Exactly as written, print each record in the listing.
--- BEGIN DATASET EXTRACT ---
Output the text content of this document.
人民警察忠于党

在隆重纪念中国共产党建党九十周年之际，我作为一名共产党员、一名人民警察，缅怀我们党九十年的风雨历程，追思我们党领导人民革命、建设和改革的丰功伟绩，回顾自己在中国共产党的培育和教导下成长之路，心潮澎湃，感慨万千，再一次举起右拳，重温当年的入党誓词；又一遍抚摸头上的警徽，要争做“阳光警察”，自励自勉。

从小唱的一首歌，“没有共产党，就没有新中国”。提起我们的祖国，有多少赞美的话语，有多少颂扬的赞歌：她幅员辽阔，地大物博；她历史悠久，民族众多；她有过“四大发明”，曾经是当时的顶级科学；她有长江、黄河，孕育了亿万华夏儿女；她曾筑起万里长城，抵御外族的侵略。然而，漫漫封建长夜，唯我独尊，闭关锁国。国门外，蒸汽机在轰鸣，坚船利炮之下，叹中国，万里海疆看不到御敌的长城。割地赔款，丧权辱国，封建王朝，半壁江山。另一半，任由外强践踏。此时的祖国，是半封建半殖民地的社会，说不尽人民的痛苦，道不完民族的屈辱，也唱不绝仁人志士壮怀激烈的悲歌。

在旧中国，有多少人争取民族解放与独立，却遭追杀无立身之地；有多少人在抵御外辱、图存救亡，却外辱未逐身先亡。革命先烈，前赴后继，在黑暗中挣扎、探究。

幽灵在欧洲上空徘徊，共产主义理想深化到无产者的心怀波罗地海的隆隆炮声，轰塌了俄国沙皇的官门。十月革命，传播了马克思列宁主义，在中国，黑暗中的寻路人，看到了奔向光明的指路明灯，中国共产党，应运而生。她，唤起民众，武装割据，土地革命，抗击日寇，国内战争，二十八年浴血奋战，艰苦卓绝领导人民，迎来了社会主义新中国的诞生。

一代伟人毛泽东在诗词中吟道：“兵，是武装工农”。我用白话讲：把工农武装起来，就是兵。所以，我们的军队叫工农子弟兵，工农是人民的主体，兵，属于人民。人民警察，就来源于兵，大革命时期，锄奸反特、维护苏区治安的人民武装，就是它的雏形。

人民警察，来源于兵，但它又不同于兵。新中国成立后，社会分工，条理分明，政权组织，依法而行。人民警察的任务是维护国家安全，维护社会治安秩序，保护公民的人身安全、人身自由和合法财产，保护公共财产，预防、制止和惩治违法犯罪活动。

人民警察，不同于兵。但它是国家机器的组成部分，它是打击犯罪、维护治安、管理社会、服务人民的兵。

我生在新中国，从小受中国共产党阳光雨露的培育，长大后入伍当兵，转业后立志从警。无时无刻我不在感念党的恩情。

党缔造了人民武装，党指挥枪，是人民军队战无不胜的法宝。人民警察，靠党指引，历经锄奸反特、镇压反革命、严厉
--- END DATASET EXTRACT ---
EXERCISE RESPONSE:
Output the text content of this document.
人民警察忠于党

在隆重纪念中国共产党建党九十周年之际，我作为一名共产党员、一名人民警察，缅怀我们党九十年的风雨历程，追思我们党领导人民革命、建设和改革的丰功伟绩，回顾自己在中国共产党的培育和教导下成长之路，心潮澎湃，感慨万千，再一次举起右拳，重温当年的入党誓词；又一遍抚摸头上的警徽，要争做“阳光警察”，自励自勉。

从小唱的一首歌，“没有共产党，就没有新中国”。提起我们的祖国，有多少赞美的话语，有多少颂扬的赞歌：她幅员辽阔，地大物博；她历史悠久，民族众多；她有过“四大发明”，曾经是当时的顶级科学；她有长江、黄河，孕育了亿万华夏儿女；她曾筑起万里长城，抵御外族的侵略。然而，漫漫封建长夜，唯我独尊，闭关锁国。国门外，蒸汽机在轰鸣，坚船利炮之下，叹中国，万里海疆看不到御敌的长城。割地赔款，丧权辱国，封建王朝，半壁江山。另一半，任由外强践踏。此时的祖国，是半封建半殖民地的社会，说不尽人民的痛苦，道不完民族的屈辱，也唱不绝仁人志士壮怀激烈的悲歌。

在旧中国，有多少人争取民族解放与独立，却遭追杀无立身之地；有多少人在抵御外辱、图存救亡，却外辱未逐身先亡。革命先烈，前赴后继，在黑暗中挣扎、探究。

幽灵在欧洲上空徘徊，共产主义理想深化到无产者的心怀波罗地海的隆隆炮声，轰塌了俄国沙皇的官门。十月革命，传播了马克思列宁主义，在中国，黑暗中的寻路人，看到了奔向光明的指路明灯，中国共产党，应运而生。她，唤起民众，武装割据，土地革命，抗击日寇，国内战争，二十八年浴血奋战，艰苦卓绝领导人民，迎来了社会主义新中国的诞生。

一代伟人毛泽东在诗词中吟道：“兵，是武装工农”。我用白话讲：把工农武装起来，就是兵。所以，我们的军队叫工农子弟兵，工农是人民的主体，兵，属于人民。人民警察，就来源于兵，大革命时期，锄奸反特、维护苏区治安的人民武装，就是它的雏形。

人民警察，来源于兵，但它又不同于兵。新中国成立后，社会分工，条理分明，政权组织，依法而行。人民警察的任务是维护国家安全，维护社会治安秩序，保护公民的人身安全、人身自由和合法财产，保护公共财产，预防、制止和惩治违法犯罪活动。

人民警察，不同于兵。但它是国家机器的组成部分，它是打击犯罪、维护治安、管理社会、服务人民的兵。

我生在新中国，从小受中国共产党阳光雨露的培育，长大后入伍当兵，转业后立志从警。无时无刻我不在感念党的恩情。

党缔造了人民武装，党指挥枪，是人民军队战无不胜的法宝。人民警察，靠党指引，历经锄奸反特、镇压反革命、严厉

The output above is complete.